**What the task asks:** Please retype the data in full and exactly; the pictures are not part of the copy.

**Recorded data:**
━━━━━━━━━━

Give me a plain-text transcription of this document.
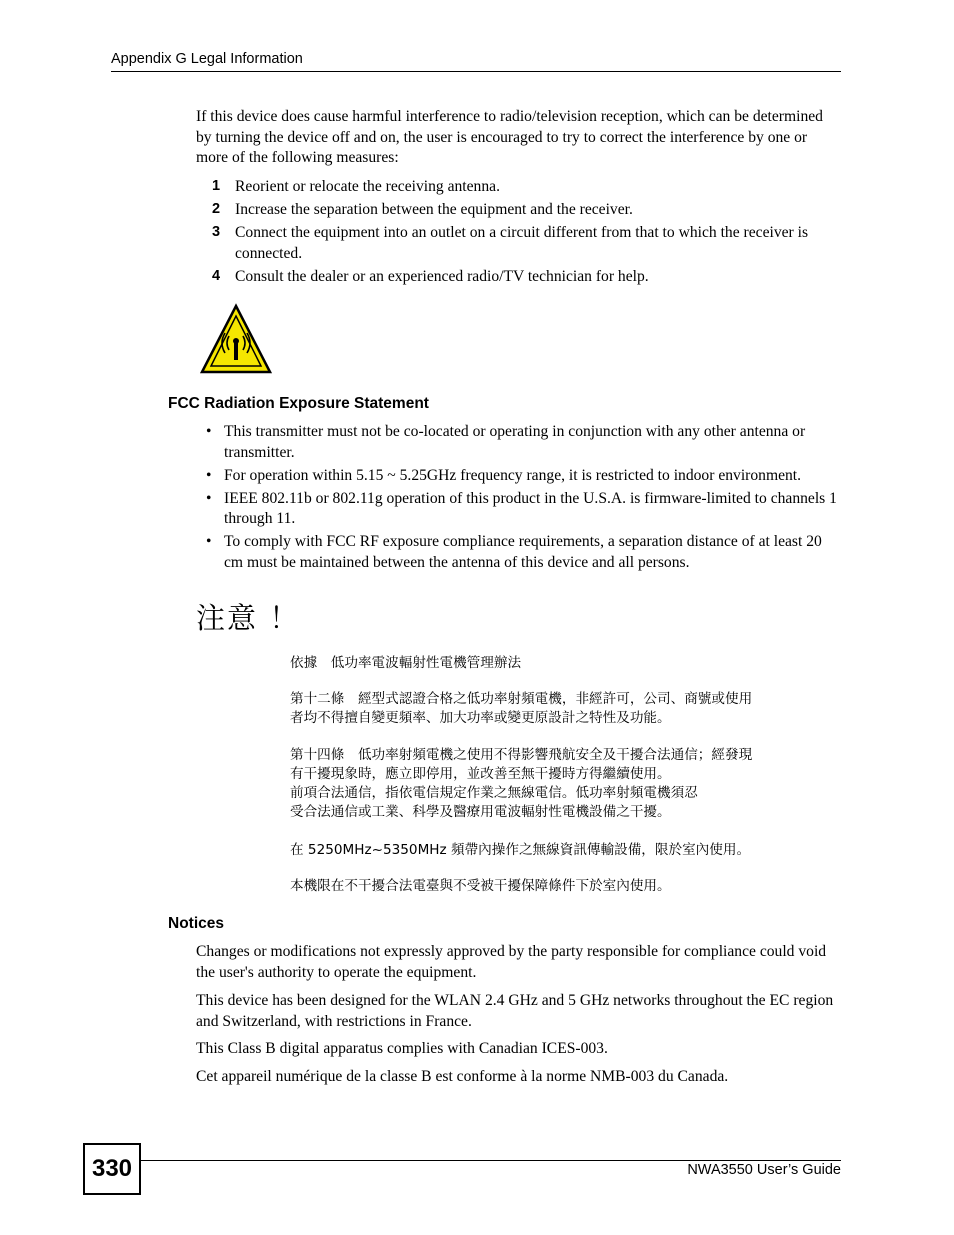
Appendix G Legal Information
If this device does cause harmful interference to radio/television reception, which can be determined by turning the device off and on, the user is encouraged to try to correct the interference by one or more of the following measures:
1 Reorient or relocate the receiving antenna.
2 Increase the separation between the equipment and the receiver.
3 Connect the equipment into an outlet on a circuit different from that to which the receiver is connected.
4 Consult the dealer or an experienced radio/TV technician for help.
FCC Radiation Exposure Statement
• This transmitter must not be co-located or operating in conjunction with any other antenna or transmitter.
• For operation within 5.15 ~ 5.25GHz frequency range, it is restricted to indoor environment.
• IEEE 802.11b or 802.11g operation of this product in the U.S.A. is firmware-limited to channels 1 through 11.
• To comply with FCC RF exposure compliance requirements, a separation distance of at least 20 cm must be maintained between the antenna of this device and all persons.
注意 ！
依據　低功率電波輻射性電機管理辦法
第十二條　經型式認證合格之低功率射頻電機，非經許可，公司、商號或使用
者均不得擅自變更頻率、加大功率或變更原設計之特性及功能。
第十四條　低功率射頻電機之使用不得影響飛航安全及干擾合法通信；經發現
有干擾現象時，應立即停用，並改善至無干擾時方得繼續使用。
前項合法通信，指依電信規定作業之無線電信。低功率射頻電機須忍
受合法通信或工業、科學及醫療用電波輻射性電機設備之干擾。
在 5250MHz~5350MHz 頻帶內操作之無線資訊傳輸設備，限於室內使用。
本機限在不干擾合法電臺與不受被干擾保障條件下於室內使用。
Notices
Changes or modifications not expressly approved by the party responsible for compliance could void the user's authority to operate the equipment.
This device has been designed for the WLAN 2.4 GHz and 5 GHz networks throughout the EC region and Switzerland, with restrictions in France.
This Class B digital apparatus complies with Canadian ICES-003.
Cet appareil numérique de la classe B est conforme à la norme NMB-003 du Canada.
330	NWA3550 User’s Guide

━━━━━━━━━━

**Answer to this task:**
Give me a plain-text transcription of this document.
Appendix G Legal Information
If this device does cause harmful interference to radio/television reception, which can be determined by turning the device off and on, the user is encouraged to try to correct the interference by one or more of the following measures:
1 Reorient or relocate the receiving antenna.
2 Increase the separation between the equipment and the receiver.
3 Connect the equipment into an outlet on a circuit different from that to which the receiver is connected.
4 Consult the dealer or an experienced radio/TV technician for help.
FCC Radiation Exposure Statement
• This transmitter must not be co-located or operating in conjunction with any other antenna or transmitter.
• For operation within 5.15 ~ 5.25GHz frequency range, it is restricted to indoor environment.
• IEEE 802.11b or 802.11g operation of this product in the U.S.A. is firmware-limited to channels 1 through 11.
• To comply with FCC RF exposure compliance requirements, a separation distance of at least 20 cm must be maintained between the antenna of this device and all persons.
注意 ！
依據　低功率電波輻射性電機管理辦法
第十二條　經型式認證合格之低功率射頻電機，非經許可，公司、商號或使用
者均不得擅自變更頻率、加大功率或變更原設計之特性及功能。
第十四條　低功率射頻電機之使用不得影響飛航安全及干擾合法通信；經發現
有干擾現象時，應立即停用，並改善至無干擾時方得繼續使用。
前項合法通信，指依電信規定作業之無線電信。低功率射頻電機須忍
受合法通信或工業、科學及醫療用電波輻射性電機設備之干擾。
在 5250MHz~5350MHz 頻帶內操作之無線資訊傳輸設備，限於室內使用。
本機限在不干擾合法電臺與不受被干擾保障條件下於室內使用。
Notices
Changes or modifications not expressly approved by the party responsible for compliance could void the user's authority to operate the equipment.
This device has been designed for the WLAN 2.4 GHz and 5 GHz networks throughout the EC region and Switzerland, with restrictions in France.
This Class B digital apparatus complies with Canadian ICES-003.
Cet appareil numérique de la classe B est conforme à la norme NMB-003 du Canada.
330	NWA3550 User’s Guide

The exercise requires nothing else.